• _Texto_:
El Valle de los Reyes
Los obreros que construían las tumbas
de los faraones en el Valle de los Reyes vivían concentrados en el poblado de
Deir el-Medina, para garantizar que la ubicación de las sepulturas quedara en
secreto
Como si de una narración viva se tratase, los monumentos
que bordean el Nilo nos muestran los pasos, a veces desordenados, que siguió la
historia del antiguo Egipto. Este desorden se manifiesta en tumbas y templos
que presentan indicios, más o menos evidentes, de usurpaciones sucesivas que se
llevaron a cabo sin demasiados miramientos. Esta práctica llegó a considerarse
normal y tiene su ejemplo más ilustrativo en el templo de Karnak, el santuario
del dios Amón, donde era habitual que los monumentos erigidos por un faraón
fuesen usurpados por sus sucesores, que inscribían en ellos sus nombres. Sin
embargo, existe una feliz excepción a esta norma.
Nos referimos al asentamiento de Deir el-Medina, donde el
tiempo se detuvo hace poco más de tres milenios. Desde entonces, las arenas del
desierto guardaron intacto el secreto de este pueblo excepcional. Durante
quinientos años, entre 1552 y 1069 a.C., bajo el gobierno de las dinastías
XVIII, XIX y XX –período que hoy conocemos como Imperio Nuevo–, en este
recóndito rincón de la montaña tebana, a poniente del Nilo y frente a la
antigua ciudad de Tebas (Uaset,
en egipcio), vivieron y murieron los obreros que excavaron y decoraron las
fastuosas tumbas faraónicas del Valle de los Reyes. Algún tiempo después, sus
trabajos se extendieron también aTa set
neferu, el Valle de las Reinas.
Las excavaciones arqueológicas han desvelado la curiosa
vida cotidiana de este pueblo, escondido en un uadi,
el lecho seco de un primitivo riachuelo, que nunca fue ocupado tras su
abandono. Y lo más importante de todo: nos han permitido conocer el arte de sus
moradas de eternidad, en la necrópolis anexa al poblado. Pese a su sencillez, o
quizá por ella, estas tumbas son las más interesantes de esta orilla izquierda,
conocida por los egipcios como el Occidente, el mundo de Osiris, dios de los
«occidentales», los difuntos.
Nace el
pueblo de los constructores
Tutmosis I, rey de la dinastía XVIII, creó en el lugar un
primer recinto con treinta y tres viviendas. La procedencia de los trabajadores
era muy diversa. Junto a egipcios había también nubios y hebreos, aunque en su
mayoría eran cautivos de las guerras de liberación contra los hicsos, los
asiáticos que gobernaron el país hasta que fueron expulsados de Egipto por los
gobernantes de Tebas. Las casas de Deir el-Medina, estrechas y de una sola
planta, se adosaron a ambos lados de una calle central. El conjunto se protegió
con un muro de adobes, algo más alto que las cubiertas planas de las casas.

(Entradas de posición de los ítems)
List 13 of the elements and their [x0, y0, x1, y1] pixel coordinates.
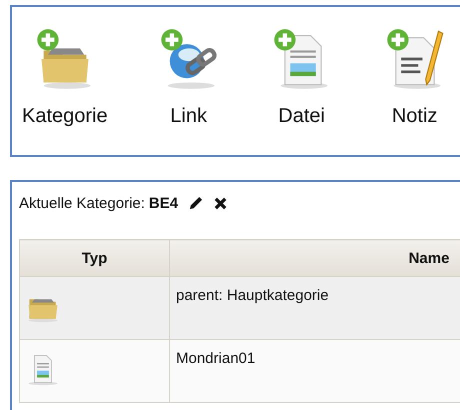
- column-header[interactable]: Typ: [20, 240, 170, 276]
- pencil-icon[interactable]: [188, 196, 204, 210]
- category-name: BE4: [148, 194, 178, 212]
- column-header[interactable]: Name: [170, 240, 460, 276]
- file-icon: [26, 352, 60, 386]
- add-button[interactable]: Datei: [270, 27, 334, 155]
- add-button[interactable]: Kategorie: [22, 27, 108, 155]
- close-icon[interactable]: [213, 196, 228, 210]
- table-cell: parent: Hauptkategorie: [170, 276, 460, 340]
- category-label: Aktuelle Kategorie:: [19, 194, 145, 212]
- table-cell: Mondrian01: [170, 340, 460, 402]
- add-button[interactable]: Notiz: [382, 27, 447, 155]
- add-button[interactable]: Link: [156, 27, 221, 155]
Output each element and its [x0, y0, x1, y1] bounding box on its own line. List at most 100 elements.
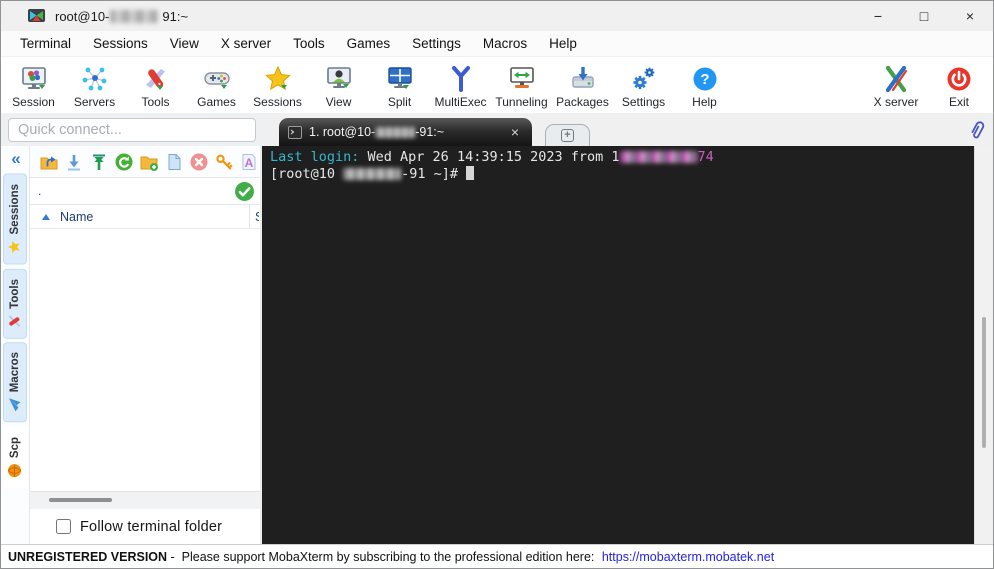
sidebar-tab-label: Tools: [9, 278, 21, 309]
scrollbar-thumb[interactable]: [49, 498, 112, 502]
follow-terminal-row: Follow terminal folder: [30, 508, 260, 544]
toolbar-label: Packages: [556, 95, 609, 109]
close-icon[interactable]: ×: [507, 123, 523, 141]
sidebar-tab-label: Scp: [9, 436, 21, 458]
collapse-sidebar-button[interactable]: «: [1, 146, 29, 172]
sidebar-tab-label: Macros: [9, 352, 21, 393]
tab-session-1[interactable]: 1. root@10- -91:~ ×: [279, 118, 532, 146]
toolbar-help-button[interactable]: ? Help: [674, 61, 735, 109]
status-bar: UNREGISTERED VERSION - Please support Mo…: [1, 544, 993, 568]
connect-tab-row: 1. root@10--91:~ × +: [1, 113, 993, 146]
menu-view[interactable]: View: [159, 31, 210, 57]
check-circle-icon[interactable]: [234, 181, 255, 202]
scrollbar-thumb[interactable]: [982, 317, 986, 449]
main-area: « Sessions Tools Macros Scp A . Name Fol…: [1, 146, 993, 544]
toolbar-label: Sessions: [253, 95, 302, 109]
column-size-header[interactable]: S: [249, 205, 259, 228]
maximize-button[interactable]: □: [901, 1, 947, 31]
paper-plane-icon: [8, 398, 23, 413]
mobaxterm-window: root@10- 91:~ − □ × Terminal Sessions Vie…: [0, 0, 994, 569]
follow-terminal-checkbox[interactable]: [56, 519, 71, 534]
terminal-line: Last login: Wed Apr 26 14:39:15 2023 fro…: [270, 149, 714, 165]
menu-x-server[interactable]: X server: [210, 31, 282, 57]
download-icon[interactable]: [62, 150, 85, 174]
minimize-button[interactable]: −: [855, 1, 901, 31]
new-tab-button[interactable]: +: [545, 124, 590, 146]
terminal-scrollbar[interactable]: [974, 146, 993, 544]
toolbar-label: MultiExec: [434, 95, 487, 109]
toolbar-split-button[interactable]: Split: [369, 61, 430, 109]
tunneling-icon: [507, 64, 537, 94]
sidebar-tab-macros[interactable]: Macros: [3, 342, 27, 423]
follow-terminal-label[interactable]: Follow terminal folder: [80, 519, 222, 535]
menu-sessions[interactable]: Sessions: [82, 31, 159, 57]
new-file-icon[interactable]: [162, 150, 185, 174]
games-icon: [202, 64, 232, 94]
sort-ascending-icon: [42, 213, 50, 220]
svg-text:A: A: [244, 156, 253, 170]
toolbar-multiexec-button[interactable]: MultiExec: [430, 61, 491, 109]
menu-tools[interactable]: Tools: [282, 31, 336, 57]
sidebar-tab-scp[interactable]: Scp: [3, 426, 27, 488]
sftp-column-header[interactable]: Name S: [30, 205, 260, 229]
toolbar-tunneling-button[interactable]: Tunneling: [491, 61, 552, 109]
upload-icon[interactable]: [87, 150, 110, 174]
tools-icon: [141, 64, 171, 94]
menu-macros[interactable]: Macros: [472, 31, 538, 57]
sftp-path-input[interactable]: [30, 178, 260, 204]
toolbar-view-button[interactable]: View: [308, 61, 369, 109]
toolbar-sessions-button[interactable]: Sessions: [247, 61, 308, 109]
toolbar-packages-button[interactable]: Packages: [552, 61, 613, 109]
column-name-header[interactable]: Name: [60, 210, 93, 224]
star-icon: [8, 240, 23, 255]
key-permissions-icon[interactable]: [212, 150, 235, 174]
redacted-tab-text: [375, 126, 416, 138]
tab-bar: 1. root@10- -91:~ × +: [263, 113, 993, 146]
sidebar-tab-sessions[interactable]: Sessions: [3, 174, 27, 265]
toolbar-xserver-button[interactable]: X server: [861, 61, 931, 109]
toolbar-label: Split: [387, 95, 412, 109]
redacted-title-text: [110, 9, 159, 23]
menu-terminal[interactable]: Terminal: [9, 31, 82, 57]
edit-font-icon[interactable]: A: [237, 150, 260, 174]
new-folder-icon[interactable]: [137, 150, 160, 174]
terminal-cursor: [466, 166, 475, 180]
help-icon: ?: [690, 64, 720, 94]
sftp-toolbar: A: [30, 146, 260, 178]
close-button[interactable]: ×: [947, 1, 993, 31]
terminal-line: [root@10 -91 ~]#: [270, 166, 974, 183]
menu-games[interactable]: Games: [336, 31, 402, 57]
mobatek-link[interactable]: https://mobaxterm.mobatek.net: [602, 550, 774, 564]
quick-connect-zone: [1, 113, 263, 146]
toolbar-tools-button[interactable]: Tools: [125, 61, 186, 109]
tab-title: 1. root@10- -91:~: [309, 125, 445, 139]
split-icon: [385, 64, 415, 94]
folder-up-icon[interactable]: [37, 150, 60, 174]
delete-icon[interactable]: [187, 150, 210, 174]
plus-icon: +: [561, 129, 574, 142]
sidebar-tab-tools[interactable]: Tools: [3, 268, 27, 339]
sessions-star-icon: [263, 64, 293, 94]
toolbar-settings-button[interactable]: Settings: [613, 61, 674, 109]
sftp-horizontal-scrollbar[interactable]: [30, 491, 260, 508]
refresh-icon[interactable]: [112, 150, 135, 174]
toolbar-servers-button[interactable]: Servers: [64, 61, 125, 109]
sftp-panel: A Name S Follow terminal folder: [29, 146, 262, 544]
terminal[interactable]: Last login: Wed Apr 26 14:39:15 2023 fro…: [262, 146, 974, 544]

• _Tarea propuesta_:
Responda brevemente, con base en el texto sobre Deir el-Medina:
(a) ¿Cuántas viviendas tenía el primer recinto que creó Tutmosis I?
(b) ¿Entre qué años vivieron allí los obreros, según se indica?
(c) ¿Qué templo ofrece el ejemplo más ilustrativo de las usurpaciones de monumentos?

• _Tarea resuelta_:
(a) Treinta y tres viviendas.
(b) Entre 1552 y 1069 a.C.
(c) El templo de Karnak, santuario del dios Amón.